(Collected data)
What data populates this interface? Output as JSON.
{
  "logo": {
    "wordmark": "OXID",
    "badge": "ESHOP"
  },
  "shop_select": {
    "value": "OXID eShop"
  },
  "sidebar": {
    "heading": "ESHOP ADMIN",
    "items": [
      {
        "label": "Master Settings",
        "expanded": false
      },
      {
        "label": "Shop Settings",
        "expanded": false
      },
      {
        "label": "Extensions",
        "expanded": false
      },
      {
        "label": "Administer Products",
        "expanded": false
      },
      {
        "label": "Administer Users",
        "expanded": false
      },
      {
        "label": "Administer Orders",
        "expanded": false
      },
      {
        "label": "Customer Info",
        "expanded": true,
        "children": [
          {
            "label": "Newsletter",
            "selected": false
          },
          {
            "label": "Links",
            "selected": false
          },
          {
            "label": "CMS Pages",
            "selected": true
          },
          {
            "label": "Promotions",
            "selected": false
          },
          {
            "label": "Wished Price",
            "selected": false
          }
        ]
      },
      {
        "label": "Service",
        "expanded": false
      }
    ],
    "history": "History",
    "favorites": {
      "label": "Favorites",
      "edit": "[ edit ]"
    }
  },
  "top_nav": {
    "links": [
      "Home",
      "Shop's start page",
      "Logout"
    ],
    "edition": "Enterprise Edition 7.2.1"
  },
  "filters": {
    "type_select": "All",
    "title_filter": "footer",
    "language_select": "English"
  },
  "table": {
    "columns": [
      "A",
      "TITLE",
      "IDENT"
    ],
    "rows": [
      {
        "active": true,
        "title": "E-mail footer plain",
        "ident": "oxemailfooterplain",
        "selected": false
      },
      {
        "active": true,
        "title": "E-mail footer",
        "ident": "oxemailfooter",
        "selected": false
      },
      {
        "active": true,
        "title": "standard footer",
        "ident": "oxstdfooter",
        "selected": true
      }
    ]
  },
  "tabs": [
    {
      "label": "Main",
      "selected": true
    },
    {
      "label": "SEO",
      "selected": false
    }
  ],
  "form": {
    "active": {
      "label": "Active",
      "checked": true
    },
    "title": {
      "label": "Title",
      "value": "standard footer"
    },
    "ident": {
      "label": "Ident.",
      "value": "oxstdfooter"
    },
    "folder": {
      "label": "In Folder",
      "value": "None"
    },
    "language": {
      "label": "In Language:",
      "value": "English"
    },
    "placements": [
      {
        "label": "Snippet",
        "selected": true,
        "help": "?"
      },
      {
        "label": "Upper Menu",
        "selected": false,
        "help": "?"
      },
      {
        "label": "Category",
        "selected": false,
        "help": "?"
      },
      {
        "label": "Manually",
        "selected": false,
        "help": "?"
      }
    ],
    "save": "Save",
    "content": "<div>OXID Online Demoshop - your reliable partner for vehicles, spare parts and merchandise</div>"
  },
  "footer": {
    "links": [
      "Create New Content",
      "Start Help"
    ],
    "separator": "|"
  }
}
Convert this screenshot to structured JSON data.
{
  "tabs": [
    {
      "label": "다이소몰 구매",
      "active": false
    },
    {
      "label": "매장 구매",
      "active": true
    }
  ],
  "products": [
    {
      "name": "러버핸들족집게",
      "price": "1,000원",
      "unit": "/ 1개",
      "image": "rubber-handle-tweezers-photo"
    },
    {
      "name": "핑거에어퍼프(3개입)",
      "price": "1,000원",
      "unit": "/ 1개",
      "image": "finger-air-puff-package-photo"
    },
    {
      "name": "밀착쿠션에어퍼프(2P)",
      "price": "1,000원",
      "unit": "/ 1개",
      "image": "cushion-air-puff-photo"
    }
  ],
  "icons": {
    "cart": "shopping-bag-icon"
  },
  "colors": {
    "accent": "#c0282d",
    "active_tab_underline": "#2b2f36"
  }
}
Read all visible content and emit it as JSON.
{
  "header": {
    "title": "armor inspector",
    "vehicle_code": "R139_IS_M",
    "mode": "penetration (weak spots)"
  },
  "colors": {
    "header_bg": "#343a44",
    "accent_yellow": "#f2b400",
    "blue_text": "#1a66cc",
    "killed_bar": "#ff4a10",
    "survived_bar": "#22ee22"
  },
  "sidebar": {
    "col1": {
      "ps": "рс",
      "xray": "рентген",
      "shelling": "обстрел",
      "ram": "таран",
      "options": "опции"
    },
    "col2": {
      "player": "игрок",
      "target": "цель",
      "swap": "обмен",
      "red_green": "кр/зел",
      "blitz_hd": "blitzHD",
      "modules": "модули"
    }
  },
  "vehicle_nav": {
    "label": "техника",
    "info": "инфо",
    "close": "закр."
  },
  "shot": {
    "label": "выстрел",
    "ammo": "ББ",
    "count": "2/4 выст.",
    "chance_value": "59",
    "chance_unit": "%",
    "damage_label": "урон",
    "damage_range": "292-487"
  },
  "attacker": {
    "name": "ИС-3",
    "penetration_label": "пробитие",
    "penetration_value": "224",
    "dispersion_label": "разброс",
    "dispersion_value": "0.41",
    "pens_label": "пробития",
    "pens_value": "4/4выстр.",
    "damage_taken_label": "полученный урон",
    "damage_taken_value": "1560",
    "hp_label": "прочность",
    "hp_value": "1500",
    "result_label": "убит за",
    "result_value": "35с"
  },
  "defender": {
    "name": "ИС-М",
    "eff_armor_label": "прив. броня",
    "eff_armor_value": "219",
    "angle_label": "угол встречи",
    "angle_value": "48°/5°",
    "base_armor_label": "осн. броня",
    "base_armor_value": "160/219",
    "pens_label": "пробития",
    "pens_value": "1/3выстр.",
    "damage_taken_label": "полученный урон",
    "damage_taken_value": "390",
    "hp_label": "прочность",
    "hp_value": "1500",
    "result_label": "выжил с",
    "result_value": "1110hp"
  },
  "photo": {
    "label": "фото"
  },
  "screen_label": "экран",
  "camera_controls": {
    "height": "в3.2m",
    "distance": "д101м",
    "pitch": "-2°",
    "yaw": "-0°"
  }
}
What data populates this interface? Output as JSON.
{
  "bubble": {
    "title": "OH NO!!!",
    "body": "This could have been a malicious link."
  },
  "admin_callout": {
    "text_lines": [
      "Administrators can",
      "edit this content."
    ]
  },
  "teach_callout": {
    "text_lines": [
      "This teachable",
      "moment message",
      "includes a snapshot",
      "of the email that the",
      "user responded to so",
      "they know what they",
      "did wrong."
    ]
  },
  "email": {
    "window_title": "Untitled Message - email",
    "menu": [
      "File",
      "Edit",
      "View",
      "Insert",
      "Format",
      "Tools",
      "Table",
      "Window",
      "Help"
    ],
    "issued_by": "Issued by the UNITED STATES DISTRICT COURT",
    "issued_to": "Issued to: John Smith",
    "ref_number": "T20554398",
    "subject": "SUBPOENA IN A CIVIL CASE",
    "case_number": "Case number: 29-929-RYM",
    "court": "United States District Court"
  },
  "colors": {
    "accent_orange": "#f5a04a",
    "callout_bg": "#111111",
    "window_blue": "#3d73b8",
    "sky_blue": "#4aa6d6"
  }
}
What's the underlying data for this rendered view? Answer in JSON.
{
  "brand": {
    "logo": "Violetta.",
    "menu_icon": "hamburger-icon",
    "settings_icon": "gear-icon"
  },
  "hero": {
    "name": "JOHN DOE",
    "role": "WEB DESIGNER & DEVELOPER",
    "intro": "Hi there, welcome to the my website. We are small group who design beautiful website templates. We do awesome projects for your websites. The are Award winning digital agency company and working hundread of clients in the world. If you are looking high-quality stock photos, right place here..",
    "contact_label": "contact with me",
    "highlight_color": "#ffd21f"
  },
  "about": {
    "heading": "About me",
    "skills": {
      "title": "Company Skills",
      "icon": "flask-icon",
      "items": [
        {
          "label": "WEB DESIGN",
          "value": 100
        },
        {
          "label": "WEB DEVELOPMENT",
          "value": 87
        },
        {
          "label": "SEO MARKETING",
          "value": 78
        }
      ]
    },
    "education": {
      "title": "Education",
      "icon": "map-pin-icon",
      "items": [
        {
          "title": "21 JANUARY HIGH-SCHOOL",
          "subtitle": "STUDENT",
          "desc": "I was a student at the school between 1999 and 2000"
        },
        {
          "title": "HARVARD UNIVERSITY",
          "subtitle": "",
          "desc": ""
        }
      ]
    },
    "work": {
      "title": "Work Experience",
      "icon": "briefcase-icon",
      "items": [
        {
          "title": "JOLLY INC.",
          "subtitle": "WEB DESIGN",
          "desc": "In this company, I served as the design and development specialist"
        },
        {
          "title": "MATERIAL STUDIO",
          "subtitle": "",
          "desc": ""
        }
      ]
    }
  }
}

STATED GOAL: Lines holding the word "true" should be counted across the entries; state only how many there are.

THE OUTPUT: 10